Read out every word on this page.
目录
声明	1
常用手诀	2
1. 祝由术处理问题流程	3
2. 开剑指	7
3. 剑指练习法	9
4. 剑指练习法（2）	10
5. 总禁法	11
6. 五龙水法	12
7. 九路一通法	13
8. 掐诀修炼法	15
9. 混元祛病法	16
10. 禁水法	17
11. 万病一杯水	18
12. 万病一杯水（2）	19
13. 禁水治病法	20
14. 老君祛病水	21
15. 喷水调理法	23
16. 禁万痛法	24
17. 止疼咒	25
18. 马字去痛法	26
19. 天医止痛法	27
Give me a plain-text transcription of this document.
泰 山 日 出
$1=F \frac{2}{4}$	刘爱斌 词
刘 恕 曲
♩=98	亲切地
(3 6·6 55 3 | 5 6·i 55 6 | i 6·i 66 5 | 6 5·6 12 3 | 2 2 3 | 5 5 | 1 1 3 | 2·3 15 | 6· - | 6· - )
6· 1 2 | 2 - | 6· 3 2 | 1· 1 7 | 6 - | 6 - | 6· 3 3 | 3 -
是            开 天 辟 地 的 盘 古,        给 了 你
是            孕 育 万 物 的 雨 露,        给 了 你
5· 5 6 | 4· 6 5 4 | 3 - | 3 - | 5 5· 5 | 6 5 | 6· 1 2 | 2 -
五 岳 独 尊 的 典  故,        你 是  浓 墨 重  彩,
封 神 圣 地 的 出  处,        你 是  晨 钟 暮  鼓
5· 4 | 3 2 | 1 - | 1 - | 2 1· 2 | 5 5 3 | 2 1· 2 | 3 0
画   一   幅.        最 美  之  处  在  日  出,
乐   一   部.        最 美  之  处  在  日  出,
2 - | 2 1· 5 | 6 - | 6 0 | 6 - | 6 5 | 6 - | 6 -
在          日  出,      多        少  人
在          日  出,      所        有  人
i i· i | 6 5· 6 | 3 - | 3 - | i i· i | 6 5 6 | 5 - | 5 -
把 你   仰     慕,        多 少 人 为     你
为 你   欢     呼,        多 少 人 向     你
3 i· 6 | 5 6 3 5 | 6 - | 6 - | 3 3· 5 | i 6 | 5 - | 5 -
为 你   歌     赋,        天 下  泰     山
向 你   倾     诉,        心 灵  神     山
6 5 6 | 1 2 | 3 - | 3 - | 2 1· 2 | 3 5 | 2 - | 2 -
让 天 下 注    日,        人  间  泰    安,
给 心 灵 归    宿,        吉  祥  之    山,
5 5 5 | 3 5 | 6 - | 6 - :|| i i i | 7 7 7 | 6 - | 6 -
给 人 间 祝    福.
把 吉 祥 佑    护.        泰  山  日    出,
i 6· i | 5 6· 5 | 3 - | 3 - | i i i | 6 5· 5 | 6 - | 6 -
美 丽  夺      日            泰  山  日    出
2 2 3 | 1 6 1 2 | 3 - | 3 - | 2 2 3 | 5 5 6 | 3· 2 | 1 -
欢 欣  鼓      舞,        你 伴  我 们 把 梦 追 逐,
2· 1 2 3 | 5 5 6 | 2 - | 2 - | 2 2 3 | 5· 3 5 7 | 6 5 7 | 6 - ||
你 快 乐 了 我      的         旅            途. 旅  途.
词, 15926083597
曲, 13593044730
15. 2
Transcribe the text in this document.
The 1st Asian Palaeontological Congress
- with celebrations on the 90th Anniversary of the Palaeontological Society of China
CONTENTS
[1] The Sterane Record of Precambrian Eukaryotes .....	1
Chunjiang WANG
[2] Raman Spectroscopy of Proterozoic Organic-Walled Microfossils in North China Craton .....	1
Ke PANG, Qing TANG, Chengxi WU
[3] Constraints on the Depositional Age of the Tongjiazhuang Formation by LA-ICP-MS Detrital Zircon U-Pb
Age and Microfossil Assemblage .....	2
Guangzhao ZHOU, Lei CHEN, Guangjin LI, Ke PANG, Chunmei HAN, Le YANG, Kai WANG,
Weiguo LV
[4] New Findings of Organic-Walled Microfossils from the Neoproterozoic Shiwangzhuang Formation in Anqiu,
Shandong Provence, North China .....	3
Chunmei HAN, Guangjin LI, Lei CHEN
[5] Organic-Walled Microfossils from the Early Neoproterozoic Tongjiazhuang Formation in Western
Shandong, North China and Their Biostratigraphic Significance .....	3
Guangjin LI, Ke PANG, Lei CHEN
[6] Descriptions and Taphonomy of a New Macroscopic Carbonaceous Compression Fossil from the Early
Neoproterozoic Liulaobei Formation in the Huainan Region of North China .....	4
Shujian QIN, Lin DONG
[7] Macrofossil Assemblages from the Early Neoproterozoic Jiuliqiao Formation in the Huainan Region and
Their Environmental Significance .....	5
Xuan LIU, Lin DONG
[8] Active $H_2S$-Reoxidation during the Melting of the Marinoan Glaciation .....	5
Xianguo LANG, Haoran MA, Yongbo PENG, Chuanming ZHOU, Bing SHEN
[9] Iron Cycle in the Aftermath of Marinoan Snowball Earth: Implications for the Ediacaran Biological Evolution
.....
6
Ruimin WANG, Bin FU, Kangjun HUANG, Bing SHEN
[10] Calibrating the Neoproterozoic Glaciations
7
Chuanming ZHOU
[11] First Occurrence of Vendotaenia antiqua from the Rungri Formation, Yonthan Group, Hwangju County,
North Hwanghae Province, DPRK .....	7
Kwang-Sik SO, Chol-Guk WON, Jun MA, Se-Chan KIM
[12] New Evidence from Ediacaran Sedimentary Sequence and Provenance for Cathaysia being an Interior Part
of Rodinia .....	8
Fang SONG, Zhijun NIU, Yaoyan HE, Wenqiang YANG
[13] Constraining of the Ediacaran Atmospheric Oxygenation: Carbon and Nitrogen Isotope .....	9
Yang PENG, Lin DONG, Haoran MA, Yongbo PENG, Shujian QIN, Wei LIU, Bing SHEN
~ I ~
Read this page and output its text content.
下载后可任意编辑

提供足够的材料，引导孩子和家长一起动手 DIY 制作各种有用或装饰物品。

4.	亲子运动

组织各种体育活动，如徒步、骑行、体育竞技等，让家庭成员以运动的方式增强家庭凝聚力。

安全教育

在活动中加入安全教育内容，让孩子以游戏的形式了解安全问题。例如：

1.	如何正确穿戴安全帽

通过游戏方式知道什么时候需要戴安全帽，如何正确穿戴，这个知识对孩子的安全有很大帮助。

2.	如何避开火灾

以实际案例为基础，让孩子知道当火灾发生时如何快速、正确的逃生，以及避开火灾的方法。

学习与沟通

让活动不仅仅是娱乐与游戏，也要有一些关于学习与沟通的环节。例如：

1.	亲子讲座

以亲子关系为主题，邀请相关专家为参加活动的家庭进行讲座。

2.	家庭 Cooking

——

* [WHAT IS REQUIRED] Only the number is wanted: count the lines of the records that hold the word "Huainan".

* [ANSWER TO THE EXERCISE] 2